-- Start Data for this task --
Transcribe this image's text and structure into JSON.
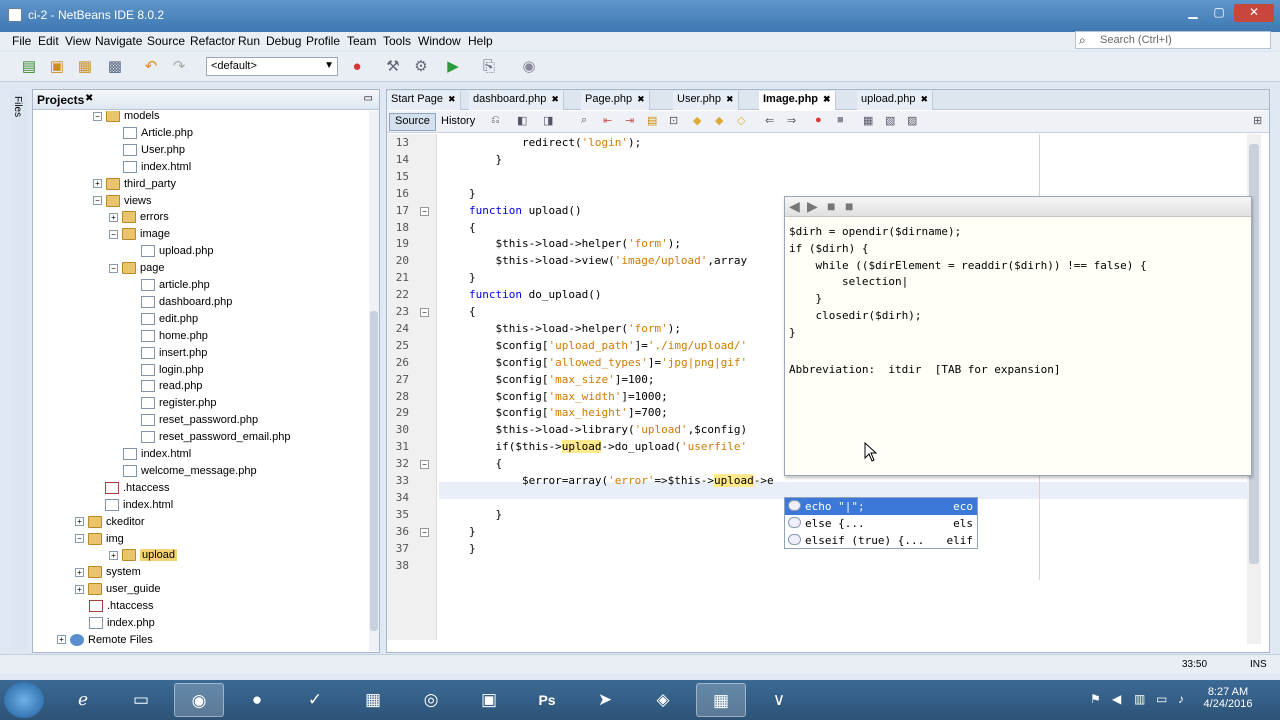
{
  "window": {
    "title": "ci-2 - NetBeans IDE 8.0.2"
  },
  "menu": [
    "File",
    "Edit",
    "View",
    "Navigate",
    "Source",
    "Refactor",
    "Run",
    "Debug",
    "Profile",
    "Team",
    "Tools",
    "Window",
    "Help"
  ],
  "search": {
    "placeholder": "Search (Ctrl+I)"
  },
  "toolbar": {
    "config_value": "<default>"
  },
  "left_strip": {
    "label": "Files"
  },
  "projects": {
    "title": "Projects",
    "tree": [
      {
        "label": "models",
        "type": "folder",
        "expander": "−"
      },
      {
        "label": "Article.php",
        "type": "file"
      },
      {
        "label": "User.php",
        "type": "file"
      },
      {
        "label": "index.html",
        "type": "file"
      },
      {
        "label": "third_party",
        "type": "folder",
        "expander": "+"
      },
      {
        "label": "views",
        "type": "folder",
        "expander": "−"
      },
      {
        "label": "errors",
        "type": "folder",
        "expander": "+"
      },
      {
        "label": "image",
        "type": "folder",
        "expander": "−"
      },
      {
        "label": "upload.php",
        "type": "file"
      },
      {
        "label": "page",
        "type": "folder",
        "expander": "−"
      },
      {
        "label": "article.php",
        "type": "file"
      },
      {
        "label": "dashboard.php",
        "type": "file"
      },
      {
        "label": "edit.php",
        "type": "file"
      },
      {
        "label": "home.php",
        "type": "file"
      },
      {
        "label": "insert.php",
        "type": "file"
      },
      {
        "label": "login.php",
        "type": "file"
      },
      {
        "label": "read.php",
        "type": "file"
      },
      {
        "label": "register.php",
        "type": "file"
      },
      {
        "label": "reset_password.php",
        "type": "file"
      },
      {
        "label": "reset_password_email.php",
        "type": "file"
      },
      {
        "label": "index.html",
        "type": "file"
      },
      {
        "label": "welcome_message.php",
        "type": "file"
      },
      {
        "label": ".htaccess",
        "type": "ht"
      },
      {
        "label": "index.html",
        "type": "file"
      },
      {
        "label": "ckeditor",
        "type": "folder",
        "expander": "+"
      },
      {
        "label": "img",
        "type": "folder",
        "expander": "−"
      },
      {
        "label": "upload",
        "type": "folder",
        "expander": "+",
        "selected": true
      },
      {
        "label": "system",
        "type": "folder",
        "expander": "+"
      },
      {
        "label": "user_guide",
        "type": "folder",
        "expander": "+"
      },
      {
        "label": ".htaccess",
        "type": "ht"
      },
      {
        "label": "index.php",
        "type": "file"
      },
      {
        "label": "Remote Files",
        "type": "globe",
        "expander": "+"
      }
    ]
  },
  "editor": {
    "tabs": [
      {
        "label": "Start Page",
        "active": false
      },
      {
        "label": "dashboard.php",
        "active": false
      },
      {
        "label": "Page.php",
        "active": false
      },
      {
        "label": "User.php",
        "active": false
      },
      {
        "label": "Image.php",
        "active": true
      },
      {
        "label": "upload.php",
        "active": false
      }
    ],
    "source_label": "Source",
    "history_label": "History",
    "line_numbers": [
      "13",
      "14",
      "15",
      "16",
      "17",
      "18",
      "19",
      "20",
      "21",
      "22",
      "23",
      "24",
      "25",
      "26",
      "27",
      "28",
      "29",
      "30",
      "31",
      "32",
      "33",
      "34",
      "35",
      "36",
      "37",
      "38"
    ],
    "lines": [
      "        redirect('login');",
      "    }",
      "",
      "}",
      "function upload()",
      "{",
      "    $this->load->helper('form');",
      "    $this->load->view('image/upload',array",
      "}",
      "function do_upload()",
      "{",
      "    $this->load->helper('form');",
      "    $config['upload_path']='./img/upload/'",
      "    $config['allowed_types']='jpg|png|gif'",
      "    $config['max_size']=100;",
      "    $config['max_width']=1000;",
      "    $config['max_height']=700;",
      "    $this->load->library('upload',$config)",
      "    if($this->upload->do_upload('userfile'",
      "    {",
      "        $error=array('error'=>$this->upload->e",
      "",
      "    }",
      "}",
      "}",
      ""
    ]
  },
  "doc_popup": {
    "lines": [
      "$dirh = opendir($dirname);",
      "if ($dirh) {",
      "    while (($dirElement = readdir($dirh)) !== false) {",
      "        selection|",
      "    }",
      "    closedir($dirh);",
      "}"
    ],
    "abbreviation": "Abbreviation:  itdir  [TAB for expansion]"
  },
  "completion": [
    {
      "text": "echo \"|\";",
      "shortcut": "eco",
      "selected": true
    },
    {
      "text": "else {...",
      "shortcut": "els",
      "selected": false
    },
    {
      "text": "elseif (true) {...",
      "shortcut": "elif",
      "selected": false
    }
  ],
  "status": {
    "position": "33:50",
    "mode": "INS"
  },
  "taskbar": {
    "time": "8:27 AM",
    "date": "4/24/2016"
  },
  "colors": {
    "keyword": "#0000e6",
    "string": "#ce7b00",
    "highlight": "#ffe98c",
    "selection": "#3b78d8"
  }
}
-- End Data for this task --
Exercise:
Say how many lines of the data include the word "text". Respond with the number alone.

Response to the task:
4